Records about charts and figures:
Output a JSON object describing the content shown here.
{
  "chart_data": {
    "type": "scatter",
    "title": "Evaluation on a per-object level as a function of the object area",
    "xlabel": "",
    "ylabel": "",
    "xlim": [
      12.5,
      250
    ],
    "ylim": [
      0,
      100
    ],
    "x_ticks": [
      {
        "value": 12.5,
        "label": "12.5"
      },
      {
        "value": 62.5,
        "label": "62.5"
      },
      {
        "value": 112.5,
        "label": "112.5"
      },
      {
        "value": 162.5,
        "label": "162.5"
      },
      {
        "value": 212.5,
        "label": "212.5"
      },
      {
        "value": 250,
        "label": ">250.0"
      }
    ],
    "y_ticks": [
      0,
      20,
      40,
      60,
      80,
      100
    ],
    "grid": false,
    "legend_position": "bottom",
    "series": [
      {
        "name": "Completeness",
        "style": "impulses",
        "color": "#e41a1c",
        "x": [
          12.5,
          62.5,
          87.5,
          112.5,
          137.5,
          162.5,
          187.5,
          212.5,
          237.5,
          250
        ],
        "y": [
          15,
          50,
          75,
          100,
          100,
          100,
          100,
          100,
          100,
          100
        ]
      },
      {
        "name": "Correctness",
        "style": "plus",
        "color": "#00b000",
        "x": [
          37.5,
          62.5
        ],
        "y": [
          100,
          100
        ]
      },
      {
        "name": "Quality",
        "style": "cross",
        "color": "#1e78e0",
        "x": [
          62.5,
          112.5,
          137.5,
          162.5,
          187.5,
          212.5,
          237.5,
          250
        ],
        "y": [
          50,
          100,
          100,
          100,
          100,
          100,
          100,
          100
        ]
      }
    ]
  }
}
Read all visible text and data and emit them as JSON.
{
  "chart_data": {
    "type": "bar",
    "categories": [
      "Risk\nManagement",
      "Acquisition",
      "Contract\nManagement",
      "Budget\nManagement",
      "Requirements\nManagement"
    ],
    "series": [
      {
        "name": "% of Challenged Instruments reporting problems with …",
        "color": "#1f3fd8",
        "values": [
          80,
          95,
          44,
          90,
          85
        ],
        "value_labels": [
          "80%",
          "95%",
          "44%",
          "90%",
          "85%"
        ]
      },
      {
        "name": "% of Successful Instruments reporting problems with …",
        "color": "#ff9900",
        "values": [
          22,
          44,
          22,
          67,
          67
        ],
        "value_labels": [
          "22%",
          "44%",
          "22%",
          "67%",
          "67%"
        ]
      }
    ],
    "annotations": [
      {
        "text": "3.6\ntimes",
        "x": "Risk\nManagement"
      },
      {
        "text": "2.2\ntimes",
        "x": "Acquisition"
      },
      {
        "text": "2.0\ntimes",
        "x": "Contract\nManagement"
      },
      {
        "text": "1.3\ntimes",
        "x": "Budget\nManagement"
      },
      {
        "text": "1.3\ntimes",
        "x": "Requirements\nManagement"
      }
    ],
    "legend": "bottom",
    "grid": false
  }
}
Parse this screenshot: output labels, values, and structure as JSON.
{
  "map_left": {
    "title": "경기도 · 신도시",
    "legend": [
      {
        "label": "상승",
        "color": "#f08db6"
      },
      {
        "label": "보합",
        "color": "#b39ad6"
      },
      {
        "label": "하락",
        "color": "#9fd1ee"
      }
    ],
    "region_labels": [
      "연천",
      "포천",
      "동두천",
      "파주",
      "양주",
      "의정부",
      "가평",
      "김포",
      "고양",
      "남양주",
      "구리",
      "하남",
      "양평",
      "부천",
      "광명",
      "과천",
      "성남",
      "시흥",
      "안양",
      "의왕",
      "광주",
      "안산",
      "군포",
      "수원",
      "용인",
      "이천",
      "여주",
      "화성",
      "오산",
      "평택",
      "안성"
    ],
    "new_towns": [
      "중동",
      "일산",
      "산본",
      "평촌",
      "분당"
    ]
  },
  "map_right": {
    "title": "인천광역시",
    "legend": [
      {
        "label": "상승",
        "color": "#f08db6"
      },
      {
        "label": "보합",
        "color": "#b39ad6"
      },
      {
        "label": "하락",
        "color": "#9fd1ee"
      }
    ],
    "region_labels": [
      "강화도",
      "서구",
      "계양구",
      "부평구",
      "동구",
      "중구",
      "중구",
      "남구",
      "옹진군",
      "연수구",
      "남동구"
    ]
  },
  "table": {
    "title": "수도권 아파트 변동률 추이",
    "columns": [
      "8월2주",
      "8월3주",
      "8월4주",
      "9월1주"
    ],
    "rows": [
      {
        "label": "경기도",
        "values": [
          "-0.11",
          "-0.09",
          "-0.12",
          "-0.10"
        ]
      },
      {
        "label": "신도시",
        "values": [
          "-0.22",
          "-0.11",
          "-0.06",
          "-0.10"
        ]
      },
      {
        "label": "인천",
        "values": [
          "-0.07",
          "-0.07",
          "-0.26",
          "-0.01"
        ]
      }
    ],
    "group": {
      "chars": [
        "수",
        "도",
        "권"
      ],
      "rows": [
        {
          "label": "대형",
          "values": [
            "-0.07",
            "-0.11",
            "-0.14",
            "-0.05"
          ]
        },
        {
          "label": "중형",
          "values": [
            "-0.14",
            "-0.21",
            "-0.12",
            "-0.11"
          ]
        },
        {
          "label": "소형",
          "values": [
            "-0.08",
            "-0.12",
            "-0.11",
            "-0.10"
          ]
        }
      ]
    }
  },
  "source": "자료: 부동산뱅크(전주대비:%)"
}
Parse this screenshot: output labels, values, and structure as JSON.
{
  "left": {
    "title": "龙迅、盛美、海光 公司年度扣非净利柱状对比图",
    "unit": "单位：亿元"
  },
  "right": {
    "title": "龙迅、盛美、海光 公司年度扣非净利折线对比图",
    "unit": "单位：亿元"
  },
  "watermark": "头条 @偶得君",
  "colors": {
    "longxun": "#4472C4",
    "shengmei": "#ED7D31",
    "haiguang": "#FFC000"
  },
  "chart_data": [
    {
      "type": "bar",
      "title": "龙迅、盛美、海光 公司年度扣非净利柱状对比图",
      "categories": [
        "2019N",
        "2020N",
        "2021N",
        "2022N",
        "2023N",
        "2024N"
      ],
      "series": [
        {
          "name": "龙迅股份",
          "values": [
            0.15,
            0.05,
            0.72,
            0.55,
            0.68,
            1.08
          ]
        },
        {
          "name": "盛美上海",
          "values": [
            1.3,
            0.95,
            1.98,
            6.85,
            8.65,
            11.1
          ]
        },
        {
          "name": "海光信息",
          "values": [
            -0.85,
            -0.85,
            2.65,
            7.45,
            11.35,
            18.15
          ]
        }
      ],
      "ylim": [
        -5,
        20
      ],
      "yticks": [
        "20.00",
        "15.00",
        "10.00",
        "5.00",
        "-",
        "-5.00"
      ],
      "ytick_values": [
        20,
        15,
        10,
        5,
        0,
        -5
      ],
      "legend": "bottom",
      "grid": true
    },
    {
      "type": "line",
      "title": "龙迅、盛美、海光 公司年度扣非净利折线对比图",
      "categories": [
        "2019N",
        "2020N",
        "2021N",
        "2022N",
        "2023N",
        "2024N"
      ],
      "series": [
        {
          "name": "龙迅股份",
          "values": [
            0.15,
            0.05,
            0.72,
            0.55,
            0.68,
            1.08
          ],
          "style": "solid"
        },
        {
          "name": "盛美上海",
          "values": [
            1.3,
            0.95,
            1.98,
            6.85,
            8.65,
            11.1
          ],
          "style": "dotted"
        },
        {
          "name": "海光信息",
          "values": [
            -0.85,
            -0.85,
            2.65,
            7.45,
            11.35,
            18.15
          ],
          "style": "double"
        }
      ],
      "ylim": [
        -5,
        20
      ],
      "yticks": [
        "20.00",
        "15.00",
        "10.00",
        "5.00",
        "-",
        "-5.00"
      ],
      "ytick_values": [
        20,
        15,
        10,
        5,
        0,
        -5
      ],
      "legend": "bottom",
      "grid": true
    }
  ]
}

_SET EXERCISE_:
Each line of the material above either contains the word "with" or does not; state how many do, and nothing else.

_RESPONSE_:
2